### Exercise directions
Check each line of the material. Copy those containing "Edit".

### Data to process

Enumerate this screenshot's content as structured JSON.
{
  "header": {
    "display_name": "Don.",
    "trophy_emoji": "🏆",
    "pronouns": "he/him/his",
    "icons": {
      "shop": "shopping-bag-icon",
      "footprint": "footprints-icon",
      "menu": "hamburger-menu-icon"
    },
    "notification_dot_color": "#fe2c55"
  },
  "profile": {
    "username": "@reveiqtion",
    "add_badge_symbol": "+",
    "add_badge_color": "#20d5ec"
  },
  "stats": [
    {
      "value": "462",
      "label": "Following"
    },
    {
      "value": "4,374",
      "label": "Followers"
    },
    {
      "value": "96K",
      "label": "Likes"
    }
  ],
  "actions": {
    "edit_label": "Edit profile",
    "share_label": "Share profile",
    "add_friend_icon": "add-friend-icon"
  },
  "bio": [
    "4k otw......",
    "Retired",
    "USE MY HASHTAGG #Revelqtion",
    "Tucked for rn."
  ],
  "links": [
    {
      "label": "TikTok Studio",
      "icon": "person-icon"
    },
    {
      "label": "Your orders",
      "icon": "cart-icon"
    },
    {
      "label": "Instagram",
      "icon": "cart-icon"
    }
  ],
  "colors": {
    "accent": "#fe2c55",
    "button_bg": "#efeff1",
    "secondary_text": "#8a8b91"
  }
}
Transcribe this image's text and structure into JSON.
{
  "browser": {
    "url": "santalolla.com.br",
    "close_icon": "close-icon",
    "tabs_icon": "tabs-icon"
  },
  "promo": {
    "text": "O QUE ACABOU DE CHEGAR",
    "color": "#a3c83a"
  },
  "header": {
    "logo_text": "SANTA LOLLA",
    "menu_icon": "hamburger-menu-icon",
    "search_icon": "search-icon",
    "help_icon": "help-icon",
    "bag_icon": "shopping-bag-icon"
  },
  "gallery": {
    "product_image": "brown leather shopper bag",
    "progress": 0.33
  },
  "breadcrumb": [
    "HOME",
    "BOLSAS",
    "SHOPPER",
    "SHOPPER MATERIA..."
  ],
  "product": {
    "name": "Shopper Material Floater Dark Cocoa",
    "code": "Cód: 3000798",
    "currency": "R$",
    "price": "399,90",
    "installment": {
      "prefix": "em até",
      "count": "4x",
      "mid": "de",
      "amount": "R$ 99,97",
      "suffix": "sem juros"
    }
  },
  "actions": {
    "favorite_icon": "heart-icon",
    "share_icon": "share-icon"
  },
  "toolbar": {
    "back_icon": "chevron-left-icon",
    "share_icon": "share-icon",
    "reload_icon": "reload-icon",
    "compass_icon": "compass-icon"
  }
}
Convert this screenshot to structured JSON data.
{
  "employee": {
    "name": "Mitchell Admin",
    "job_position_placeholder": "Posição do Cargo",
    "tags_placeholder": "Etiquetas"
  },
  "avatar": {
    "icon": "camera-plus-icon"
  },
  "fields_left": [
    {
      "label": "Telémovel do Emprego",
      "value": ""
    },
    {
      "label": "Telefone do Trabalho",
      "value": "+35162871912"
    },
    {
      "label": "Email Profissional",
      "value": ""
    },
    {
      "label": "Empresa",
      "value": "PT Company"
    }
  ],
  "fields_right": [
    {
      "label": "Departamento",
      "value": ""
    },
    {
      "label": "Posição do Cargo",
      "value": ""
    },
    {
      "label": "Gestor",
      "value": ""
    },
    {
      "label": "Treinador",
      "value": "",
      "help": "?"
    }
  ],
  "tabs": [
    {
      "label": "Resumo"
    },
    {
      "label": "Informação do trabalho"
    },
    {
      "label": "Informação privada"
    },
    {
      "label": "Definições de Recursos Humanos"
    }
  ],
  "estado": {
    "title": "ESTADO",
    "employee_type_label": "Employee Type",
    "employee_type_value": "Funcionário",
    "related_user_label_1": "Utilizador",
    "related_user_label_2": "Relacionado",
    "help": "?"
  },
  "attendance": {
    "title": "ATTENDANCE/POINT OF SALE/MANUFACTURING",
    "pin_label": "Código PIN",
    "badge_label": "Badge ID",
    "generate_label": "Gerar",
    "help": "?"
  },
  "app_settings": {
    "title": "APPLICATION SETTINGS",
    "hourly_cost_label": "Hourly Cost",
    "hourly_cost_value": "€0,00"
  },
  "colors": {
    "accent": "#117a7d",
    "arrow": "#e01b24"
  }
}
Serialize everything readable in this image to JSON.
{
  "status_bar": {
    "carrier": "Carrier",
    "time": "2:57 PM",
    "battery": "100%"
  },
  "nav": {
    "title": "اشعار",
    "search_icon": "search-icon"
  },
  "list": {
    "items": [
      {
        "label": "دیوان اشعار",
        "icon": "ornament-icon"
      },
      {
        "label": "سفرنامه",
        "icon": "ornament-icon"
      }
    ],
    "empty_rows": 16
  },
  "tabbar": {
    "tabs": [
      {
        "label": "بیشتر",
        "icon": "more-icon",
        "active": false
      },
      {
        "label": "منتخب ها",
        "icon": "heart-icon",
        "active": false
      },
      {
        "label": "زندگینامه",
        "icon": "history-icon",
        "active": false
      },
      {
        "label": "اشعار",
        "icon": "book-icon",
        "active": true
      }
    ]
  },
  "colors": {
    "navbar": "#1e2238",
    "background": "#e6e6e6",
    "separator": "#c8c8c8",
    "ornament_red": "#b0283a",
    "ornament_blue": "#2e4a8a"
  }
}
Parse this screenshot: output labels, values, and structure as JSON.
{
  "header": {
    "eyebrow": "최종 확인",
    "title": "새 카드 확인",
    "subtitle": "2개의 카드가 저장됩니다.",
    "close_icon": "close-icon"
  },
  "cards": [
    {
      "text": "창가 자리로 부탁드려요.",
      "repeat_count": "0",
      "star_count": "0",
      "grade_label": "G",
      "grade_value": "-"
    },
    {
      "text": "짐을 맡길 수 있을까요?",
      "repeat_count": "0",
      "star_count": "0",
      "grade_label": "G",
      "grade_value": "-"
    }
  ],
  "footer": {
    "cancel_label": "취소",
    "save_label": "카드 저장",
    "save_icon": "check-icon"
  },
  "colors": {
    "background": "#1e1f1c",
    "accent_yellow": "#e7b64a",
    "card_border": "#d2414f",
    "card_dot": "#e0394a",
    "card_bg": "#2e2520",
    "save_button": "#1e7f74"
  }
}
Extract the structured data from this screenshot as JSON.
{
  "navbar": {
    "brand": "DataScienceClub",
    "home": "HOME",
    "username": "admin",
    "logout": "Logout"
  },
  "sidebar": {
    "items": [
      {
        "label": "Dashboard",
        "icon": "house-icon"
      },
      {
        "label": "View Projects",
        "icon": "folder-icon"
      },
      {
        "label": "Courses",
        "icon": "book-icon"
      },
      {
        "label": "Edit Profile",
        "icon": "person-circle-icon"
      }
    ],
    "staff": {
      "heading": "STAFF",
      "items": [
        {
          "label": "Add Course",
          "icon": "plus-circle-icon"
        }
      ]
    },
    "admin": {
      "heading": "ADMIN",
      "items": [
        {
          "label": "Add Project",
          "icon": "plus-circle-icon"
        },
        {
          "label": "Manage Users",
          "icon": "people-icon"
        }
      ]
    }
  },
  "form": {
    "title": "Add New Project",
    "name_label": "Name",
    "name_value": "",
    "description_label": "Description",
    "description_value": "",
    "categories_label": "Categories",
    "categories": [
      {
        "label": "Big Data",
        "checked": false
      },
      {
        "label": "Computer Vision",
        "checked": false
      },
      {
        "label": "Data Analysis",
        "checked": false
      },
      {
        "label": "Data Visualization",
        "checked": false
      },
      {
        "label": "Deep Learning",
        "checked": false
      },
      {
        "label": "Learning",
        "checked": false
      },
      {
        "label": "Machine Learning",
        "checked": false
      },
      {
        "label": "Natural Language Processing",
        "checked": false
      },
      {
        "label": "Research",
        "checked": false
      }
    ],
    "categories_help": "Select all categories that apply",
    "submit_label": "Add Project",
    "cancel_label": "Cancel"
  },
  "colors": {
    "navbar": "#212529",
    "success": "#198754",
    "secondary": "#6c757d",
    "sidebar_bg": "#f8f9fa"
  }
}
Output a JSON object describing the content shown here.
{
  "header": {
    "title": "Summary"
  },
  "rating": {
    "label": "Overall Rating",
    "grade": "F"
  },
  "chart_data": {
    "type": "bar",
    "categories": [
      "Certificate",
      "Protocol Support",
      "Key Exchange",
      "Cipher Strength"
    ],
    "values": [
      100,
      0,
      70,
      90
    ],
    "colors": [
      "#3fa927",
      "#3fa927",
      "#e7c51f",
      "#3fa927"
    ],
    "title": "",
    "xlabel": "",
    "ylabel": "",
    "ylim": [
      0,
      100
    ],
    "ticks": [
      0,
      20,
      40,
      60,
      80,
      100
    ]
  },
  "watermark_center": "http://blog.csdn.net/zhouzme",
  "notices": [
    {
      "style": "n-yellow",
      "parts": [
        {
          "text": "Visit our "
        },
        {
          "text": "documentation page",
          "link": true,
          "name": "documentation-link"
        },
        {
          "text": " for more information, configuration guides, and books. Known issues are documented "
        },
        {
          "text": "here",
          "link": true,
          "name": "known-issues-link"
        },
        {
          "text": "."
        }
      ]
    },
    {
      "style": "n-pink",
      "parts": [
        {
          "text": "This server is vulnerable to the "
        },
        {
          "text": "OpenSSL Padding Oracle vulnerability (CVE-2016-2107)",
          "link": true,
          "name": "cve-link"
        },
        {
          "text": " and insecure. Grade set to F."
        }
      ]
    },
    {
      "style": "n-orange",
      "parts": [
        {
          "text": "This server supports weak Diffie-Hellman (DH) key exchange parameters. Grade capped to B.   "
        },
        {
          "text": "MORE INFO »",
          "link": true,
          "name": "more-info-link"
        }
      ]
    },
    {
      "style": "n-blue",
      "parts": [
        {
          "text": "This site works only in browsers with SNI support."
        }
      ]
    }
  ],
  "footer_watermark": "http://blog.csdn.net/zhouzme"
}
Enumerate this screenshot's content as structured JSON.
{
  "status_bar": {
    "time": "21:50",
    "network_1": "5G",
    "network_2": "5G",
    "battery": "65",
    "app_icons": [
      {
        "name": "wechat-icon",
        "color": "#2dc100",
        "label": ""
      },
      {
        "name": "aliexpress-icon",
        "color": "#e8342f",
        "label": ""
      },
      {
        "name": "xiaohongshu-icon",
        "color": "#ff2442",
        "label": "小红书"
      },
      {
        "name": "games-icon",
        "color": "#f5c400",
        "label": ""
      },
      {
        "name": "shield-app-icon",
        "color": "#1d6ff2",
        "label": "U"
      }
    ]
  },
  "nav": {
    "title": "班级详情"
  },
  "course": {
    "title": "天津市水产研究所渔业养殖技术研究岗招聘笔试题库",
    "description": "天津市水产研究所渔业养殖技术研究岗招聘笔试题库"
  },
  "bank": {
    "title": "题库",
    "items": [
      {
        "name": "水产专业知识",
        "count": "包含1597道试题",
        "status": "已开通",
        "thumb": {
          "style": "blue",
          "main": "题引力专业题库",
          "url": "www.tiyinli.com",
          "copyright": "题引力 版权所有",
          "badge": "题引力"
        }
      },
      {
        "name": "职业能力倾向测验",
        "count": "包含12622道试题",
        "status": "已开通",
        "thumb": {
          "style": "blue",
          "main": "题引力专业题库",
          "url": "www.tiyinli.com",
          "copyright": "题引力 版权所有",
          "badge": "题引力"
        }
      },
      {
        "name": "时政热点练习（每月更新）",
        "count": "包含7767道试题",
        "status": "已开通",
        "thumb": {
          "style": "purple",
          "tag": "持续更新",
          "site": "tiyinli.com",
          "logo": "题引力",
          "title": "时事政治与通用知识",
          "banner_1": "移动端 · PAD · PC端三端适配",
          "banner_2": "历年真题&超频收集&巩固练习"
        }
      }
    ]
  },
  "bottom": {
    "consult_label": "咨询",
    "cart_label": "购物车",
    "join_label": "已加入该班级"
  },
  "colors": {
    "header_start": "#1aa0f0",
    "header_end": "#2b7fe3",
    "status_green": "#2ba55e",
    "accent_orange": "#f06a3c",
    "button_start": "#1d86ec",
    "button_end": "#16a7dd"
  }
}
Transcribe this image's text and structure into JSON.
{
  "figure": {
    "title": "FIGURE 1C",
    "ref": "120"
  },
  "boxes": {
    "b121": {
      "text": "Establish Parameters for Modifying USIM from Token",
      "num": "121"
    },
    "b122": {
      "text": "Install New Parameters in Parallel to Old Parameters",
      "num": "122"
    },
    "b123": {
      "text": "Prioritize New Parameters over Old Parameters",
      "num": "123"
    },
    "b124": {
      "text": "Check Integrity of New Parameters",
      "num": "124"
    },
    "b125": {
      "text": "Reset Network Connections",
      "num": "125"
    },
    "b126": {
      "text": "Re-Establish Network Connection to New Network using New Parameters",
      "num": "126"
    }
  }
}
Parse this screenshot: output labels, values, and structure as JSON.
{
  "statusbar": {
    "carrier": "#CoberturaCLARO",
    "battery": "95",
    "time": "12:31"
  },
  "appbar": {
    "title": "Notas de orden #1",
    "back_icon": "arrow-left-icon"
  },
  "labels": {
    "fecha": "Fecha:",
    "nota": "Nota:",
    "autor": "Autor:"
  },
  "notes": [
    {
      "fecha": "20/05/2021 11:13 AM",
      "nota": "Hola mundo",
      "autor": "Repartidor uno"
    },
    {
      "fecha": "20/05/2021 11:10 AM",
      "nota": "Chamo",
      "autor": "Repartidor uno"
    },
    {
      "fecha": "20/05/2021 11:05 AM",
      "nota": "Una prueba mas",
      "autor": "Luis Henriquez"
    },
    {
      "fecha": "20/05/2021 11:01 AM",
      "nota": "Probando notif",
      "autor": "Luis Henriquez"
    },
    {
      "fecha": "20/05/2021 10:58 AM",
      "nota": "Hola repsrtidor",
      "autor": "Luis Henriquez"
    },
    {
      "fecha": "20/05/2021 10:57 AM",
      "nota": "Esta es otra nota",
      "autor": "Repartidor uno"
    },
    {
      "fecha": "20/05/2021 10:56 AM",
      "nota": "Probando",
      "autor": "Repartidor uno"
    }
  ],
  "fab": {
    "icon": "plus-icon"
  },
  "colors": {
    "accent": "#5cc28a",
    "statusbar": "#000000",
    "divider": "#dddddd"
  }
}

### Response for this exercise
    "edit_label": "Edit profile",
        "label": "Edit Profile",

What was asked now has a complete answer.